##### Dataset entries #####

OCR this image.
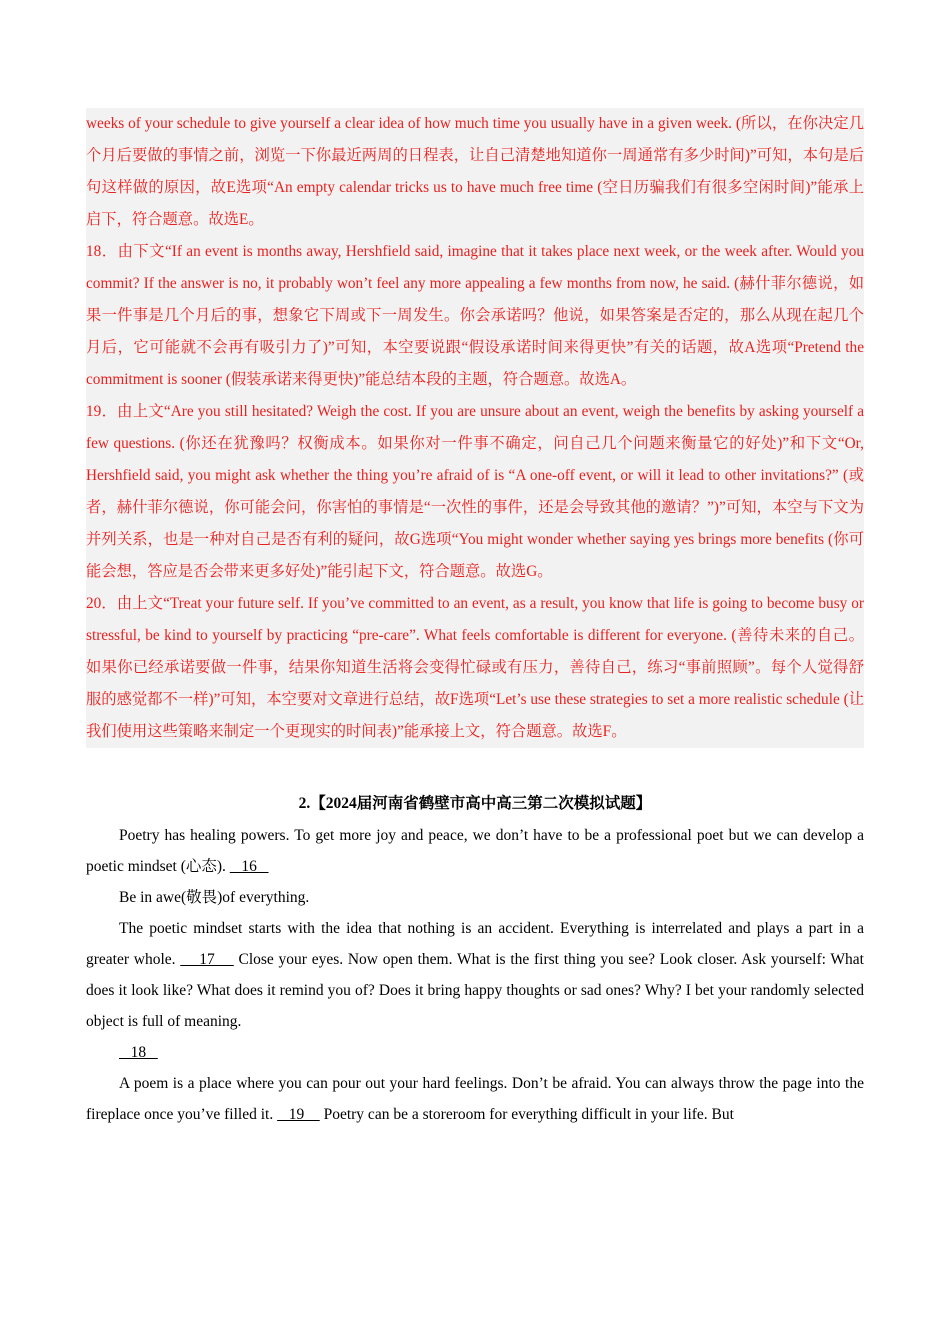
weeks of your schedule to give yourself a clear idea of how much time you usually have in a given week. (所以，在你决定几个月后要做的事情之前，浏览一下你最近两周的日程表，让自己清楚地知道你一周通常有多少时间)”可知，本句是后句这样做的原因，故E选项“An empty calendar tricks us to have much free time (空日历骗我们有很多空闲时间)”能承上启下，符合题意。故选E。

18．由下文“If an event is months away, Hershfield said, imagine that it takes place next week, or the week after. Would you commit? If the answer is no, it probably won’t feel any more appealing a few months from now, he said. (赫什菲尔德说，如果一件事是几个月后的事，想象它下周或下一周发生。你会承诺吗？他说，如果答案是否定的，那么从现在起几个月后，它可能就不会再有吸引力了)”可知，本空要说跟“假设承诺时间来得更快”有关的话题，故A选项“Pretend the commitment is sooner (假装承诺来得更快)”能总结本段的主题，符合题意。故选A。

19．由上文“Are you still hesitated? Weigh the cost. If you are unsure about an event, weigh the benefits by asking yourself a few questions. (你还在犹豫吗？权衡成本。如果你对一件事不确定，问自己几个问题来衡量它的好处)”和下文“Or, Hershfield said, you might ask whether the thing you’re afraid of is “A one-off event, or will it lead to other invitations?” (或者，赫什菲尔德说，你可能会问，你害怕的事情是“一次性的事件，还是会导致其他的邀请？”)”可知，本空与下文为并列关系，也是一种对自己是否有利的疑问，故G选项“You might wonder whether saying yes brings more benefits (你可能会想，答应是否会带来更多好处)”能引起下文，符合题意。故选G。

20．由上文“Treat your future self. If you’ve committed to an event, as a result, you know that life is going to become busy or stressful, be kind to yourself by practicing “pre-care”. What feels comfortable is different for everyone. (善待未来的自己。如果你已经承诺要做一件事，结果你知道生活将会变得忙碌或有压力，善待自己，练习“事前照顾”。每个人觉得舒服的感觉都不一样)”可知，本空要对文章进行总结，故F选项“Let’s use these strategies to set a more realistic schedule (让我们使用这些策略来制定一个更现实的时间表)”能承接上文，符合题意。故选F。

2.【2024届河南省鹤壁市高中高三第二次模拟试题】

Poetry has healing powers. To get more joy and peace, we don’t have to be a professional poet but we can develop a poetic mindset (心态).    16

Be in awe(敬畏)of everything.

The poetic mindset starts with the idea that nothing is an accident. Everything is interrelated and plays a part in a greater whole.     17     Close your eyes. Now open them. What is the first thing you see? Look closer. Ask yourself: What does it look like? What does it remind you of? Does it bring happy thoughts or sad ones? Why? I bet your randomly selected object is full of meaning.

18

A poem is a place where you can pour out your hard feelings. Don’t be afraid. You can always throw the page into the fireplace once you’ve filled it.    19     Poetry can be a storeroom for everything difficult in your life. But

#####
##### Dataset entries #####

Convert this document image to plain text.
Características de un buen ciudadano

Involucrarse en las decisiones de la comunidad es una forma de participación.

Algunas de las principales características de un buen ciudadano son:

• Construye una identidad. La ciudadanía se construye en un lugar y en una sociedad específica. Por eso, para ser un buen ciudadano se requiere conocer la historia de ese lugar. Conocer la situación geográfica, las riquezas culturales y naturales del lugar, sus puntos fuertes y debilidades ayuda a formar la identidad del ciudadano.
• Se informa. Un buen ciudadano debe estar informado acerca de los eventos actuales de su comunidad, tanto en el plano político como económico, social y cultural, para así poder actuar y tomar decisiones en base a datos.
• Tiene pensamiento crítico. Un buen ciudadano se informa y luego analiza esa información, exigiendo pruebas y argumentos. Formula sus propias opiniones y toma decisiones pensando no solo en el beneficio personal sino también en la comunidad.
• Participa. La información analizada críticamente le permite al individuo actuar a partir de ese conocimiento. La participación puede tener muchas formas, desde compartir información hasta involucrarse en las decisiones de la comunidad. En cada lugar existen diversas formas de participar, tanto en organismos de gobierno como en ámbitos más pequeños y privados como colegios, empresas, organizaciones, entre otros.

#####

Find each line that has the word "this", then copy it out.

▶ **Response below**
OCR this image.
Convert this document image to plain text.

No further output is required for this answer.